### TASK TO CARRY OUT
Check each line of the data for "text", and copy the ones that have it.

- - - - - - -

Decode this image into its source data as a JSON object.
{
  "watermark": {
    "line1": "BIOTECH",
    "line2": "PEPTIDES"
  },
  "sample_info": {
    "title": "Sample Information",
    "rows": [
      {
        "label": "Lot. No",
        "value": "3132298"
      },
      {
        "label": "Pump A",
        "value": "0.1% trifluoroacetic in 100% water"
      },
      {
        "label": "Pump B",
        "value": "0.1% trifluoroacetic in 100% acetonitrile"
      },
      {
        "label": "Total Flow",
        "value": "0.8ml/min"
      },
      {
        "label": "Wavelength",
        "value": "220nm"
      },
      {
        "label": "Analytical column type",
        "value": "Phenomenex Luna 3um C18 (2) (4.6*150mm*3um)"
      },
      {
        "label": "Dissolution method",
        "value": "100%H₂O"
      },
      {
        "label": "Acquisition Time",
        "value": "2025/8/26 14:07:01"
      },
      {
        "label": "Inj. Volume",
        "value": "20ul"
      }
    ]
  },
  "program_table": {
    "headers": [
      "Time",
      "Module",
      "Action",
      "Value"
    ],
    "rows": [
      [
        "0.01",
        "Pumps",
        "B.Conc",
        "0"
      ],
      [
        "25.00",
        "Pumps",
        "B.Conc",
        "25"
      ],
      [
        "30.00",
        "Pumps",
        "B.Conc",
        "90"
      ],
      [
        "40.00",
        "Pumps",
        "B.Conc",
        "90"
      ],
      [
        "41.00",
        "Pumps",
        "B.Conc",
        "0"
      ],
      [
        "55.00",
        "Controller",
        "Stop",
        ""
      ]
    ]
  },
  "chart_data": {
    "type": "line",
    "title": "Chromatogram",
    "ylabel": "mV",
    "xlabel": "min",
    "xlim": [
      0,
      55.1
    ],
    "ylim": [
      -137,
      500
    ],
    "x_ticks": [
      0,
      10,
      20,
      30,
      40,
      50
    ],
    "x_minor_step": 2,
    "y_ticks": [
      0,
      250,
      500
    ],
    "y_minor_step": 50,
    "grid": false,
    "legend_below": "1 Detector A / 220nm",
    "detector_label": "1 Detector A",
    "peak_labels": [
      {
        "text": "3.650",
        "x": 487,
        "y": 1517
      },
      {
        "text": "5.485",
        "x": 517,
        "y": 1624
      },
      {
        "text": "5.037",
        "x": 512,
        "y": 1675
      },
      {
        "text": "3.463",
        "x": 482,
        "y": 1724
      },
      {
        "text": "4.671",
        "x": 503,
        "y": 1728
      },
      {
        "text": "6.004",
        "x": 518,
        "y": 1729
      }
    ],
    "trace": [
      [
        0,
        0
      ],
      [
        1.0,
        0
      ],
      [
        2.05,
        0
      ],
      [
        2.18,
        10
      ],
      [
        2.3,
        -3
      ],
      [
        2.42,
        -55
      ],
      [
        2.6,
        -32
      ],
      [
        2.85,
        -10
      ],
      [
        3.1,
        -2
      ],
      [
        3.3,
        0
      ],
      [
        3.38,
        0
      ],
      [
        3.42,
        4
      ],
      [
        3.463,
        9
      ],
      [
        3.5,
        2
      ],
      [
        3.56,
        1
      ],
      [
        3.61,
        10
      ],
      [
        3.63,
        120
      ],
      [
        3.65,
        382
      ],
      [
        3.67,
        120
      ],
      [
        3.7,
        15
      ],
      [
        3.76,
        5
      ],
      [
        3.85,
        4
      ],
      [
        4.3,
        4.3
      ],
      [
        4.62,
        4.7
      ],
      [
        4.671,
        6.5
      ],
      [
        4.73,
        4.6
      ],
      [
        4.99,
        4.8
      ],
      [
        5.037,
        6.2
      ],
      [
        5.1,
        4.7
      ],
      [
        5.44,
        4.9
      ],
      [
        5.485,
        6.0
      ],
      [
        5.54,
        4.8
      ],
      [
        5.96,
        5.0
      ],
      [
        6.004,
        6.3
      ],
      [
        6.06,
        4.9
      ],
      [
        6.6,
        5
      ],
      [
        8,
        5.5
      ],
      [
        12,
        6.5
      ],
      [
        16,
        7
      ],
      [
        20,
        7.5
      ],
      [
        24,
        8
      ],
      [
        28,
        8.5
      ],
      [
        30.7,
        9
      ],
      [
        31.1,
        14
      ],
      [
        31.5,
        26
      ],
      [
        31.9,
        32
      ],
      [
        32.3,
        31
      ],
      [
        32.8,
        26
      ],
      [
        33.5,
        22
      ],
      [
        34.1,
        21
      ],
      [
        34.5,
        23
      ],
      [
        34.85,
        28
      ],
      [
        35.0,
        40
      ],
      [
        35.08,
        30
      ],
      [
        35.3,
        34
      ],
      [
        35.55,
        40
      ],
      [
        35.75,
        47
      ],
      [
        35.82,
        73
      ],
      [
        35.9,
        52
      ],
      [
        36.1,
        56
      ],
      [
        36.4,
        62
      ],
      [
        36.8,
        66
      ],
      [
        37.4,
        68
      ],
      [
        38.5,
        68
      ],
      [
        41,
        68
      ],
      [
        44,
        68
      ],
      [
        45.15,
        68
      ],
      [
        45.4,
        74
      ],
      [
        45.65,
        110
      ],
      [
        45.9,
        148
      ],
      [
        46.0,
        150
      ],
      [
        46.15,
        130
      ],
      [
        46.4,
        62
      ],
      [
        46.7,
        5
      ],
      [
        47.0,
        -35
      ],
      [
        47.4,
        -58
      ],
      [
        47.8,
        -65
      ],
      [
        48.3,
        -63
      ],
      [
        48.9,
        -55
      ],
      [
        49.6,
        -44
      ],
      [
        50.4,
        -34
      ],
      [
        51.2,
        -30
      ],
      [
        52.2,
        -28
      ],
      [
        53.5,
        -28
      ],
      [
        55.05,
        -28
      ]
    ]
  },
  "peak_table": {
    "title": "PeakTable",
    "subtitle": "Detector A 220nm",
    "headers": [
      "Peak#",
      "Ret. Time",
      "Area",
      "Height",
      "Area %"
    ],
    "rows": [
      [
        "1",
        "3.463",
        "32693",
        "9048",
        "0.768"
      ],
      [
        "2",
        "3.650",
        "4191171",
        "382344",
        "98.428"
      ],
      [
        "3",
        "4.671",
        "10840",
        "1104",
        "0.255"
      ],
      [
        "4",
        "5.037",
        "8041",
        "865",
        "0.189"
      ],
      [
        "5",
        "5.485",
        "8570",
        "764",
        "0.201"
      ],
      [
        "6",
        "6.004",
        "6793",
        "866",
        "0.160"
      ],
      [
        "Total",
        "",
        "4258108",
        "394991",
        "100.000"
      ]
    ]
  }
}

- - - - - - -

### RESPONSE TO THIS TASK
        "text": "3.650",
        "text": "5.485",
        "text": "5.037",
        "text": "3.463",
        "text": "4.671",
        "text": "6.004",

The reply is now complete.